What to produce: Wherever the string "black" appears in a line, extract that line.

Materials provided:
((

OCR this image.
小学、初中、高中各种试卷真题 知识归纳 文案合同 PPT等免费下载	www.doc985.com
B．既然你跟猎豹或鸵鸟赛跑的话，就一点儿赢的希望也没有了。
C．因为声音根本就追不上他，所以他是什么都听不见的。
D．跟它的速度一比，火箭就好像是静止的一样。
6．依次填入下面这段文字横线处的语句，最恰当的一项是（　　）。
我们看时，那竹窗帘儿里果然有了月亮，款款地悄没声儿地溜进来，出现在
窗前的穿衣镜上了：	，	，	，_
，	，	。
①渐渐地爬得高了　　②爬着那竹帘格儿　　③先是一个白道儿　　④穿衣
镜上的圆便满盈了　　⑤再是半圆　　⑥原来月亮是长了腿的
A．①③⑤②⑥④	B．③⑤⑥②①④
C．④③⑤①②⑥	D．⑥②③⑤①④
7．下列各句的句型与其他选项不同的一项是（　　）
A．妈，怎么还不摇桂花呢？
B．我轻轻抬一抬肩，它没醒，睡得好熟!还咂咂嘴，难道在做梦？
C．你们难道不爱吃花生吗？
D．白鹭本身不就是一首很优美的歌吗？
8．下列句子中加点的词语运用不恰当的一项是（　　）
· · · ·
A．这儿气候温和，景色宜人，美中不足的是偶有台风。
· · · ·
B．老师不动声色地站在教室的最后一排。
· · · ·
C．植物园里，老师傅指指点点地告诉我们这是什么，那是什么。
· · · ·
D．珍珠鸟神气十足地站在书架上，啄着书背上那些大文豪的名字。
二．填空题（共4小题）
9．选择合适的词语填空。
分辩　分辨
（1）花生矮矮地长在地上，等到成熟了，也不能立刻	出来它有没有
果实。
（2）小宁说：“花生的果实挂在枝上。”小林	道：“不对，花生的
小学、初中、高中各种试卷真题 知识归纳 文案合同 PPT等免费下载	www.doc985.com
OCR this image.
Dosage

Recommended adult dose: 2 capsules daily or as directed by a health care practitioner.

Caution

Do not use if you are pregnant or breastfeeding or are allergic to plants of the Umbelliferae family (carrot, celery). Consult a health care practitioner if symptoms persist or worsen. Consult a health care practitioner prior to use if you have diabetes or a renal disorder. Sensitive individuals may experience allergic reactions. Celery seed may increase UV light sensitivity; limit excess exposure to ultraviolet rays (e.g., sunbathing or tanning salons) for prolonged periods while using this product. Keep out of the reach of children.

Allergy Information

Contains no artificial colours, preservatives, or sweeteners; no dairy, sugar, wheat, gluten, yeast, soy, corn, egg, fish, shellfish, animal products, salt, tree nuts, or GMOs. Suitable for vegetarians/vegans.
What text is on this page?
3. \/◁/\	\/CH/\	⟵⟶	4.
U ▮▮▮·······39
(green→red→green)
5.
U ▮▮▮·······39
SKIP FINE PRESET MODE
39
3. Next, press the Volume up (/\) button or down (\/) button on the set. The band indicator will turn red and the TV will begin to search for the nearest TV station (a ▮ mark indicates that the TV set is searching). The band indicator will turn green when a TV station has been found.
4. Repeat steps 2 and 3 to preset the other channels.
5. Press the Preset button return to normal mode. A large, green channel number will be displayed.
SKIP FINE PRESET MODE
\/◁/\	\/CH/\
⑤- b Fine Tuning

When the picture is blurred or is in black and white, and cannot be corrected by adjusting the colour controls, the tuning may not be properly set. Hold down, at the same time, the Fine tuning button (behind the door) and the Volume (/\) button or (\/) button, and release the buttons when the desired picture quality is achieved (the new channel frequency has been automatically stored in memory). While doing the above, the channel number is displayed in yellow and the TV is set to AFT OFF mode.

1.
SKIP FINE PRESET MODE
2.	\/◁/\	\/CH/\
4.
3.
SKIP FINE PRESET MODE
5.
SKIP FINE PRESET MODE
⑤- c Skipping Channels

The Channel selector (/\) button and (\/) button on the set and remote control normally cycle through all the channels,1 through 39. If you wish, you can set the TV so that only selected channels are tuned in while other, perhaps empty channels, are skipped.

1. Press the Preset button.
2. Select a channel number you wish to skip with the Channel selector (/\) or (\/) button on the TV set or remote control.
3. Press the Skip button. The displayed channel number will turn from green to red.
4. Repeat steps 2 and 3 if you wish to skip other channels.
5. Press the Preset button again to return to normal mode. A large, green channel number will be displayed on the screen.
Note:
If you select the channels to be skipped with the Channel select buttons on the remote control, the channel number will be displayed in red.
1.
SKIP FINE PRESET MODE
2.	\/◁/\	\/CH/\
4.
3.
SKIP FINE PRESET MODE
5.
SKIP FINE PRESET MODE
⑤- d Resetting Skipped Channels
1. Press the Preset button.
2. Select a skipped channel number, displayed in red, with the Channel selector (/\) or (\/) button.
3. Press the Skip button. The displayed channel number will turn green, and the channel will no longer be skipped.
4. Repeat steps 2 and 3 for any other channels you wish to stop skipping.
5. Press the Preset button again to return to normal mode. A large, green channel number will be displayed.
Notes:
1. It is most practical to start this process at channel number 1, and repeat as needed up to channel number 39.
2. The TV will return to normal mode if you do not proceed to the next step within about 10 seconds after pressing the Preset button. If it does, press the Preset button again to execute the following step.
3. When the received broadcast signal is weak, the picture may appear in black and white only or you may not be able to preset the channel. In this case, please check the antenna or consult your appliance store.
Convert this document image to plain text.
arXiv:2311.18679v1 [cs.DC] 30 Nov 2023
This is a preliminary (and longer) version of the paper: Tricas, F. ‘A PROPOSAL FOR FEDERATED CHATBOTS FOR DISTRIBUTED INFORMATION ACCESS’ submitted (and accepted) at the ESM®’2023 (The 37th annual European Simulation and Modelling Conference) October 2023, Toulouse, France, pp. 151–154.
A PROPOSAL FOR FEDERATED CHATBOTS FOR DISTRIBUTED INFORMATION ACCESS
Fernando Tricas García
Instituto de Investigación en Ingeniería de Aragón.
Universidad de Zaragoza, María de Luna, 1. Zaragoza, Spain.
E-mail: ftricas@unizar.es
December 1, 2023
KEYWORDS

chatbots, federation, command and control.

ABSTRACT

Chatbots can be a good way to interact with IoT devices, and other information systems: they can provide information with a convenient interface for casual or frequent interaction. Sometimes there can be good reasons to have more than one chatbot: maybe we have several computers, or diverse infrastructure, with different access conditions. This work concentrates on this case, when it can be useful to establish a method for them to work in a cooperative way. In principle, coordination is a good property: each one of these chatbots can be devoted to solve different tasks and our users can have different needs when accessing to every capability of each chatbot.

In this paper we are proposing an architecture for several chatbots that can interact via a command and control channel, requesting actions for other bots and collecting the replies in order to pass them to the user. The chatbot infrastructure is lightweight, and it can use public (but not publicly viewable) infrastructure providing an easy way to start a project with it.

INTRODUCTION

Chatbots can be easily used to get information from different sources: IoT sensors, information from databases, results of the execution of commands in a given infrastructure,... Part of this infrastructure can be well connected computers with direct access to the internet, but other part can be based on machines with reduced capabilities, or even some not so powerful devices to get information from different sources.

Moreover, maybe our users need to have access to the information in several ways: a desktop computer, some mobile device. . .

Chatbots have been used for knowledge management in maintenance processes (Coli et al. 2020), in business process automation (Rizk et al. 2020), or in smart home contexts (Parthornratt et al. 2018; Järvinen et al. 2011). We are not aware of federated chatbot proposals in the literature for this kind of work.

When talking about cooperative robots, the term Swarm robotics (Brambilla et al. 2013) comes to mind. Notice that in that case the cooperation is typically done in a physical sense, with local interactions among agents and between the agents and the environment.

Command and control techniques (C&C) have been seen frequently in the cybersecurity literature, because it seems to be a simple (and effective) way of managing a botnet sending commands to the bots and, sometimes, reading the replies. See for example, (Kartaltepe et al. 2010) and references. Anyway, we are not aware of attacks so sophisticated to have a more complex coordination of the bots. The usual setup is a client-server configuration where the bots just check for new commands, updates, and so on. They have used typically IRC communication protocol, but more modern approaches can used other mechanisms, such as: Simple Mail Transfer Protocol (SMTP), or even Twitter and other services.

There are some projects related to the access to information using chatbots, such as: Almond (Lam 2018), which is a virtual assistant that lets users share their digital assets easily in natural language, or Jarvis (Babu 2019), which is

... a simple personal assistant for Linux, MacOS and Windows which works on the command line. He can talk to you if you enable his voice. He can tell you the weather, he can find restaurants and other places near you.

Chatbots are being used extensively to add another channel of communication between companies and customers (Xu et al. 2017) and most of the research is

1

))

Response below:
When the picture is blurred or is in black and white, and cannot be corrected by adjusting the colour controls, the tuning may not be properly set. Hold down, at the same time, the Fine tuning button (behind the door) and the Volume (/\) button or (\/) button, and release the buttons when the desired picture quality is achieved (the new channel frequency has been automatically stored in memory). While doing the above, the channel number is displayed in yellow and the TV is set to AFT OFF mode.
3. When the received broadcast signal is weak, the picture may appear in black and white only or you may not be able to preset the channel. In this case, please check the antenna or consult your appliance store.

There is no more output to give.